• **Activity**: State the number of lines in the records underneath where the word "JSON" turns up, and say nothing else.
##### Record excerpts
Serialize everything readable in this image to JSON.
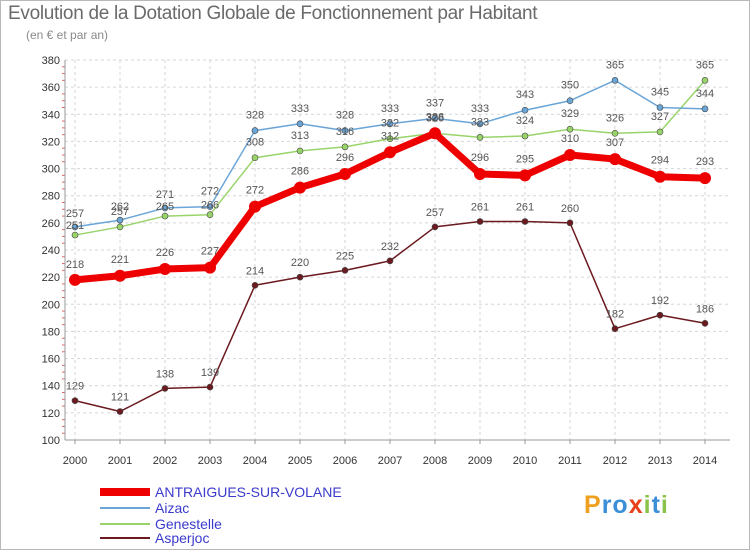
{
  "header": {
    "title": "Evolution de la Dotation Globale de Fonctionnement par Habitant",
    "subtitle": "(en € et par an)"
  },
  "chart_data": {
    "type": "line",
    "title": "Evolution de la Dotation Globale de Fonctionnement par Habitant",
    "subtitle": "(en € et par an)",
    "xlabel": "",
    "ylabel": "",
    "ylim": [
      100,
      380
    ],
    "y_ticks": [
      100,
      120,
      140,
      160,
      180,
      200,
      220,
      240,
      260,
      280,
      300,
      320,
      340,
      360,
      380
    ],
    "grid": true,
    "legend_position": "bottom-left",
    "categories": [
      "2000",
      "2001",
      "2002",
      "2003",
      "2004",
      "2005",
      "2006",
      "2007",
      "2008",
      "2009",
      "2010",
      "2011",
      "2012",
      "2013",
      "2014"
    ],
    "series": [
      {
        "name": "Asperjoc",
        "color": "#6b1a1f",
        "values": [
          129,
          121,
          138,
          139,
          214,
          220,
          225,
          232,
          257,
          261,
          261,
          260,
          182,
          192,
          186
        ]
      },
      {
        "name": "Genestelle",
        "color": "#99d46a",
        "values": [
          251,
          257,
          265,
          266,
          308,
          313,
          316,
          322,
          326,
          323,
          324,
          329,
          326,
          327,
          365
        ]
      },
      {
        "name": "Aizac",
        "color": "#6aa5d8",
        "values": [
          257,
          262,
          271,
          272,
          328,
          333,
          328,
          333,
          337,
          333,
          343,
          350,
          365,
          345,
          344
        ]
      },
      {
        "name": "ANTRAIGUES-SUR-VOLANE",
        "color": "#ee0000",
        "values": [
          218,
          221,
          226,
          227,
          272,
          286,
          296,
          312,
          326,
          296,
          295,
          310,
          307,
          294,
          293
        ]
      }
    ]
  },
  "legend": {
    "items": [
      {
        "label": "ANTRAIGUES-SUR-VOLANE",
        "color": "#ee0000"
      },
      {
        "label": "Aizac",
        "color": "#6aa5d8"
      },
      {
        "label": "Genestelle",
        "color": "#99d46a"
      },
      {
        "label": "Asperjoc",
        "color": "#6b1a1f"
      }
    ]
  },
  "logo": {
    "text": "Proxiti",
    "letters": [
      {
        "ch": "P",
        "color": "#f0a020"
      },
      {
        "ch": "r",
        "color": "#3b8fd6"
      },
      {
        "ch": "o",
        "color": "#3b8fd6"
      },
      {
        "ch": "x",
        "color": "#e8401c"
      },
      {
        "ch": "i",
        "color": "#8bc34a"
      },
      {
        "ch": "t",
        "color": "#3b8fd6"
      },
      {
        "ch": "i",
        "color": "#8bc34a"
      }
    ]
  }
}
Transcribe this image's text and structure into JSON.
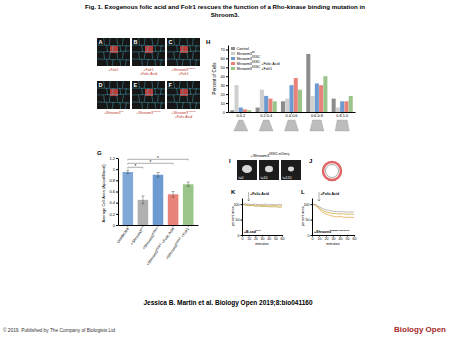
{
  "title_lines": [
    "Fig. 1. Exogenous folic acid and Folr1 rescues the function of a Rho-kinase binding mutation in",
    "Shroom3."
  ],
  "image_panels": [
    {
      "letter": "A",
      "label": [
        "+Folr1"
      ]
    },
    {
      "letter": "B",
      "label": [
        "+Folr1",
        "+Folic Acid"
      ]
    },
    {
      "letter": "C",
      "label": [
        {
          "text": "+Shroom3",
          "sup": "K836C"
        },
        "+Folr1"
      ]
    },
    {
      "letter": "D",
      "label": [
        {
          "text": "+Shroom3",
          "sup": "wt"
        }
      ]
    },
    {
      "letter": "E",
      "label": [
        {
          "text": "+Shroom3",
          "sup": "K836C"
        }
      ]
    },
    {
      "letter": "F",
      "label": [
        {
          "text": "+Shroom3",
          "sup": "K836C"
        },
        "+Folic Acid"
      ]
    }
  ],
  "movie_panel": {
    "letter": "I",
    "label": {
      "text": "+Shroom3",
      "sup": "K836C-mCherry"
    },
    "times": [
      "t=0",
      "t=10",
      "t=120"
    ]
  },
  "diagram_panel": {
    "letter": "J"
  },
  "chart_data": [
    {
      "panel_label": "H",
      "type": "bar",
      "categories": [
        "0-0.2",
        "0.2-0.4",
        "0.4-0.6",
        "0.6-0.8",
        "0.8-1.0"
      ],
      "series": [
        {
          "name": "Control",
          "color": "#8c8c8c",
          "values": [
            2,
            5,
            12,
            65,
            15
          ]
        },
        {
          "name": {
            "text": "Shroom3",
            "sup": "wt"
          },
          "color": "#cfcfcf",
          "values": [
            30,
            25,
            15,
            18,
            5
          ]
        },
        {
          "name": {
            "text": "Shroom3",
            "sup": "K836C"
          },
          "color": "#6d9bd1",
          "values": [
            5,
            18,
            30,
            32,
            12
          ]
        },
        {
          "name": {
            "text": "Shroom3",
            "sup": "K836C",
            "post": "+Folic Acid"
          },
          "color": "#e8837a",
          "values": [
            3,
            15,
            38,
            30,
            12
          ]
        },
        {
          "name": {
            "text": "Shroom3",
            "sup": "K836C",
            "post": "+Folr1"
          },
          "color": "#9bc48a",
          "values": [
            2,
            12,
            25,
            40,
            18
          ]
        }
      ],
      "ylim": [
        0,
        75
      ],
      "yticks": [
        0,
        10,
        20,
        30,
        40,
        50,
        60,
        70
      ],
      "y_label": "Percent of Cells",
      "legend": "top-left"
    },
    {
      "panel_label": "G",
      "type": "bar",
      "categories": [
        "Uninjected",
        {
          "text": "+Shroom3",
          "sup": "wt"
        },
        {
          "text": "+Shroom3",
          "sup": "K836C"
        },
        {
          "text": "+Shroom3",
          "sup": "K836C",
          "post": "+Folic Acid"
        },
        {
          "text": "+Shroom3",
          "sup": "K836C",
          "post": "+Folr1"
        }
      ],
      "values": [
        0.95,
        0.45,
        0.9,
        0.55,
        0.73
      ],
      "errors": [
        0.03,
        0.07,
        0.04,
        0.05,
        0.04
      ],
      "colors": [
        "#7fa8d8",
        "#b0b0b0",
        "#6d9bd1",
        "#e8837a",
        "#9bc48a"
      ],
      "ylim": [
        0,
        1.2
      ],
      "yticks": [
        0,
        0.2,
        0.4,
        0.6,
        0.8,
        1,
        1.2
      ],
      "y_label": "Average Cell Area (Apical/Basal)",
      "significance": [
        {
          "pair": [
            0,
            1
          ],
          "label": "*"
        },
        {
          "pair": [
            0,
            3
          ],
          "label": "*"
        },
        {
          "pair": [
            0,
            4
          ],
          "label": "*"
        }
      ]
    },
    {
      "panel_label": "K",
      "type": "line",
      "x": [
        0,
        5,
        10,
        15,
        20,
        25,
        30,
        35,
        40,
        45,
        50,
        55,
        60
      ],
      "series": [
        {
          "color": "#e8a33d",
          "values": [
            100,
            99,
            97,
            98,
            96,
            97,
            95,
            96,
            94,
            95,
            96,
            94,
            95
          ]
        },
        {
          "color": "#a0a0a0",
          "values": [
            100,
            101,
            100,
            99,
            100,
            98,
            99,
            100,
            98,
            99,
            98,
            99,
            98
          ]
        },
        {
          "color": "#b5a33a",
          "values": [
            100,
            97,
            95,
            96,
            93,
            94,
            92,
            93,
            92,
            91,
            92,
            90,
            91
          ]
        }
      ],
      "xlim": [
        0,
        60
      ],
      "xticks": [
        0,
        10,
        20,
        30,
        40,
        50,
        60
      ],
      "ylim": [
        0,
        120
      ],
      "yticks": [
        0,
        50,
        100
      ],
      "x_label": "minutes",
      "y_label": "percent area",
      "annotation": {
        "text": "+Folic Acid",
        "x": 10
      },
      "inset_label": {
        "text": "+B-cad",
        "sup": "GFP"
      }
    },
    {
      "panel_label": "L",
      "type": "line",
      "x": [
        0,
        5,
        10,
        15,
        20,
        25,
        30,
        35,
        40,
        45,
        50,
        55,
        60
      ],
      "series": [
        {
          "color": "#e8a33d",
          "values": [
            100,
            98,
            85,
            74,
            68,
            64,
            61,
            59,
            60,
            58,
            57,
            58,
            56
          ]
        },
        {
          "color": "#c9a227",
          "values": [
            100,
            97,
            88,
            80,
            75,
            72,
            70,
            69,
            68,
            69,
            67,
            68,
            67
          ]
        },
        {
          "color": "#a0a0a0",
          "values": [
            100,
            99,
            92,
            86,
            82,
            79,
            77,
            76,
            75,
            76,
            74,
            75,
            74
          ]
        }
      ],
      "xlim": [
        0,
        60
      ],
      "xticks": [
        0,
        10,
        20,
        30,
        40,
        50,
        60
      ],
      "ylim": [
        0,
        120
      ],
      "yticks": [
        0,
        50,
        100
      ],
      "x_label": "minutes",
      "y_label": "percent area",
      "annotation": {
        "text": "+Folic Acid",
        "x": 10
      },
      "inset_label": {
        "text": "+Shroom3",
        "sup": "K836C-mCherry"
      }
    }
  ],
  "footer": "Jessica B. Martin et al. Biology Open 2019;8:bio041160",
  "copyright": "© 2019. Published by The Company of Biologists Ltd",
  "logo": "Biology Open"
}
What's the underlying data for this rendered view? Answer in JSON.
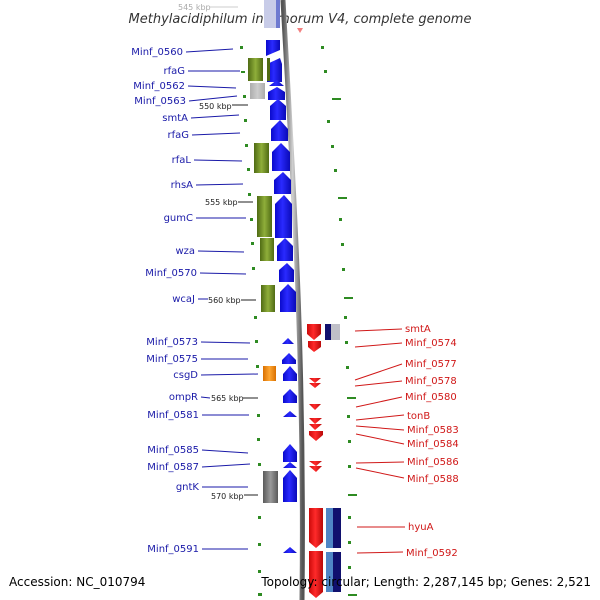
{
  "title": "Methylacidiphilum infernorum V4, complete genome",
  "footer": {
    "accession": "Accession: NC_010794",
    "topology": "Topology: circular; Length: 2,287,145 bp; Genes: 2,521"
  },
  "kbp_labels": [
    "545 kbp",
    "550 kbp",
    "555 kbp",
    "560 kbp",
    "565 kbp",
    "570 kbp"
  ],
  "colors": {
    "forward_gene": "#1a1ae6",
    "reverse_gene": "#e61a1a",
    "rna_green": "#6b8e23",
    "orange_feature": "#ff8c00",
    "grey_feature": "#808080",
    "left_label": "#1a1aa8",
    "right_label": "#d01818",
    "tick_green": "#2e8b22"
  },
  "left_genes": [
    "Minf_0560",
    "rfaG",
    "Minf_0562",
    "Minf_0563",
    "smtA",
    "rfaG",
    "rfaL",
    "rhsA",
    "gumC",
    "wza",
    "Minf_0570",
    "wcaJ",
    "Minf_0573",
    "Minf_0575",
    "csgD",
    "ompR",
    "Minf_0581",
    "Minf_0585",
    "Minf_0587",
    "gntK",
    "Minf_0591"
  ],
  "right_genes": [
    "smtA",
    "Minf_0574",
    "Minf_0577",
    "Minf_0578",
    "Minf_0580",
    "tonB",
    "Minf_0583",
    "Minf_0584",
    "Minf_0586",
    "Minf_0588",
    "hyuA",
    "Minf_0592"
  ]
}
##########
• **Response**: 3